#### Problem statement
From the line containing "What text is on this page?" to the end of the listing, write out every line exactly; leave out everything else.

[Data records]
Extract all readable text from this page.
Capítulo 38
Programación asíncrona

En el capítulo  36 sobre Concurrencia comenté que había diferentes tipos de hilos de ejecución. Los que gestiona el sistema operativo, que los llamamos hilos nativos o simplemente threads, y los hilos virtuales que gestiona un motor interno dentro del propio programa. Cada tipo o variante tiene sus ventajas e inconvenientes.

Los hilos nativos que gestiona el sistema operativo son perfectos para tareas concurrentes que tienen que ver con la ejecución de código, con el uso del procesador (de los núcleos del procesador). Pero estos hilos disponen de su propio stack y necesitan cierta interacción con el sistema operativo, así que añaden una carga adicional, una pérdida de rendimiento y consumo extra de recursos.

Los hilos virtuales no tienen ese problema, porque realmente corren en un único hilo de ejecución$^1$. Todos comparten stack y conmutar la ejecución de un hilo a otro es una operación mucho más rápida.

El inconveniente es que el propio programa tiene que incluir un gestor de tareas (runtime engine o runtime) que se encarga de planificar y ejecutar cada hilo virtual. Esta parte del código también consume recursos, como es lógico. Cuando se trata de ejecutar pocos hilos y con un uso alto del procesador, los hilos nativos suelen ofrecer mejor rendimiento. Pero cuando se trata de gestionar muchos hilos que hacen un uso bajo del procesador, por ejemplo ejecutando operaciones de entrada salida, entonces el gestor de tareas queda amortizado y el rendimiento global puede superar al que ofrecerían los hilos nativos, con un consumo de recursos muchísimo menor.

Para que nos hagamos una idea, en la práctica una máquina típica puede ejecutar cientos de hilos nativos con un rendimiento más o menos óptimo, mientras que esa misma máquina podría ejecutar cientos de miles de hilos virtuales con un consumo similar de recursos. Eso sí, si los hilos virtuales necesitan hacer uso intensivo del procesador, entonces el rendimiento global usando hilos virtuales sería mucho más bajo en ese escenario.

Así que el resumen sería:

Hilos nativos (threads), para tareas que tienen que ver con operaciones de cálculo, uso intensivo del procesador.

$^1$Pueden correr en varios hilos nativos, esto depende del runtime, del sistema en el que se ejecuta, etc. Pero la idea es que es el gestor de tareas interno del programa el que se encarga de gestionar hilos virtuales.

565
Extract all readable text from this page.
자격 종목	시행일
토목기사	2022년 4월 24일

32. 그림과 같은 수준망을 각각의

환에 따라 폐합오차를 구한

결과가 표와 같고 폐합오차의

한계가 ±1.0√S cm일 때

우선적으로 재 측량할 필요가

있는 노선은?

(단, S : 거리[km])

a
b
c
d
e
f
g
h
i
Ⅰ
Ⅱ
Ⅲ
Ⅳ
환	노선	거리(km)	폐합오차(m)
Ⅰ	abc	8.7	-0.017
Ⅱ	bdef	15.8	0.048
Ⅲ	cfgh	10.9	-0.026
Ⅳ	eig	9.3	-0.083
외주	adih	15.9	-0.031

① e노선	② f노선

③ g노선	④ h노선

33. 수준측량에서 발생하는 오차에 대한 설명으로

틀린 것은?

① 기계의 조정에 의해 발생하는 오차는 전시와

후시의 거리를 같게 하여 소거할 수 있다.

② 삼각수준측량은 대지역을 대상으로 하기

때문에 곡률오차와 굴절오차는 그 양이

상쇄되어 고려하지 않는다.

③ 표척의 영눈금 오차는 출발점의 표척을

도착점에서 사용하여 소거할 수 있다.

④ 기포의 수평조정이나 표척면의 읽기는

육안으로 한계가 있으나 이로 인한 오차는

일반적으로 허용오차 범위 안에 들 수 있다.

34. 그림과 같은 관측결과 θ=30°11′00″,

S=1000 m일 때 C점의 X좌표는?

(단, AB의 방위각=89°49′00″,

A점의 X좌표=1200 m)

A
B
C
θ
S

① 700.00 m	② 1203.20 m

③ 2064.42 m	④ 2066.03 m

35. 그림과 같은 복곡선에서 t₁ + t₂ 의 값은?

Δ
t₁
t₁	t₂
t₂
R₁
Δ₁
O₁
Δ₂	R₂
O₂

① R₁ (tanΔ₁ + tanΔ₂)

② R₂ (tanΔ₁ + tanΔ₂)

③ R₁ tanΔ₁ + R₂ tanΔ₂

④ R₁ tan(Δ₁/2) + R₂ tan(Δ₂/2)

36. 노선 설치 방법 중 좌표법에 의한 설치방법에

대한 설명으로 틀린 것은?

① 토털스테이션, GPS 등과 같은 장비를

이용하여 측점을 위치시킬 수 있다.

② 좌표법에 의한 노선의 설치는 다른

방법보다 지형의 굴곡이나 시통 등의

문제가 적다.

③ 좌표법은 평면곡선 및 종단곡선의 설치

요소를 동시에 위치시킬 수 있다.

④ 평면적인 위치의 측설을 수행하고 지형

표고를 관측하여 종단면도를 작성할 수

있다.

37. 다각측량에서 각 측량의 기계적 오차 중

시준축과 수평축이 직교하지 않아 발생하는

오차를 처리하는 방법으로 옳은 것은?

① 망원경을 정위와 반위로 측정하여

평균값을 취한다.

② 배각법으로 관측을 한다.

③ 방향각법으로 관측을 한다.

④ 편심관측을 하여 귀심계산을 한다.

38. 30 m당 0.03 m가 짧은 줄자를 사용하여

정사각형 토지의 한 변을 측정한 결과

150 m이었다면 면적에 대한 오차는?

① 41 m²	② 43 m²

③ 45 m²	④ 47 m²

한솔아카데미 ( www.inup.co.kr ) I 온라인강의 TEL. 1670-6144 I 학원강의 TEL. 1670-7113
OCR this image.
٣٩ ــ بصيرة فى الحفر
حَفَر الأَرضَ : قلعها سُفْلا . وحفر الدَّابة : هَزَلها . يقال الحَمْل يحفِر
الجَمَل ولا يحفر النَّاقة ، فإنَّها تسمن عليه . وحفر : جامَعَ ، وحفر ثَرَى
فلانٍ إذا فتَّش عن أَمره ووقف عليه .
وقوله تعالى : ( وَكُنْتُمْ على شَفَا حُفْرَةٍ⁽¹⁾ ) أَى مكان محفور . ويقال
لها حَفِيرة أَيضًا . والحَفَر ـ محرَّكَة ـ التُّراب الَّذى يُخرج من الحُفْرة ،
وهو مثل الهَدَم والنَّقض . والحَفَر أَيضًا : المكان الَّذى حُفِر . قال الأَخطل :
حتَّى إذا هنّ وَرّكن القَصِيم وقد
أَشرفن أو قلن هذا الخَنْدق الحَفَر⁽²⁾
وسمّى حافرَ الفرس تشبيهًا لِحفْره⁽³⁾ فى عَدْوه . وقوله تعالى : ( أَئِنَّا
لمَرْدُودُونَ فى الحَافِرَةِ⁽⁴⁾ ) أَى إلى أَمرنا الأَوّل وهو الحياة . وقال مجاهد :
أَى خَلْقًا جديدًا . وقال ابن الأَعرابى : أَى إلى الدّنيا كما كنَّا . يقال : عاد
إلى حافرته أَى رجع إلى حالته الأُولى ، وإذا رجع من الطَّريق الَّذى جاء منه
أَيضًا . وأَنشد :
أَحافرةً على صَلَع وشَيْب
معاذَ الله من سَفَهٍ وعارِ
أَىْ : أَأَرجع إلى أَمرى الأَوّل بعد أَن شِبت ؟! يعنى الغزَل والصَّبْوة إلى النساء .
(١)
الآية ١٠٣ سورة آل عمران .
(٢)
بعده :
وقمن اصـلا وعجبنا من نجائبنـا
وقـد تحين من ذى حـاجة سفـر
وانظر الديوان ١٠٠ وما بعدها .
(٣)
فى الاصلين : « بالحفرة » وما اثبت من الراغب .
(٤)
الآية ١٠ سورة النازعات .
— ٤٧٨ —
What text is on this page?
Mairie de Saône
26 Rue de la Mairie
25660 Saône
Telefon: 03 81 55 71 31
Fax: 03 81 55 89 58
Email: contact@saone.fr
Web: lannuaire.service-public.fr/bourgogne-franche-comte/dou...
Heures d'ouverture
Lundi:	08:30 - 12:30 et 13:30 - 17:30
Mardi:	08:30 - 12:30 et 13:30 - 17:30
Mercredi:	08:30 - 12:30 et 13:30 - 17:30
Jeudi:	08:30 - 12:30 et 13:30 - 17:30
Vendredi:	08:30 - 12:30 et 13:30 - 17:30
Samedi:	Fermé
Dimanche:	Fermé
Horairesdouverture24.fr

#### Exercise solution
What text is on this page?
Mairie de Saône
26 Rue de la Mairie
25660 Saône
Telefon: 03 81 55 71 31
Fax: 03 81 55 89 58
Email: contact@saone.fr
Web: lannuaire.service-public.fr/bourgogne-franche-comte/dou...
Heures d'ouverture
Lundi:	08:30 - 12:30 et 13:30 - 17:30
Mardi:	08:30 - 12:30 et 13:30 - 17:30
Mercredi:	08:30 - 12:30 et 13:30 - 17:30
Jeudi:	08:30 - 12:30 et 13:30 - 17:30
Vendredi:	08:30 - 12:30 et 13:30 - 17:30
Samedi:	Fermé
Dimanche:	Fermé
Horairesdouverture24.fr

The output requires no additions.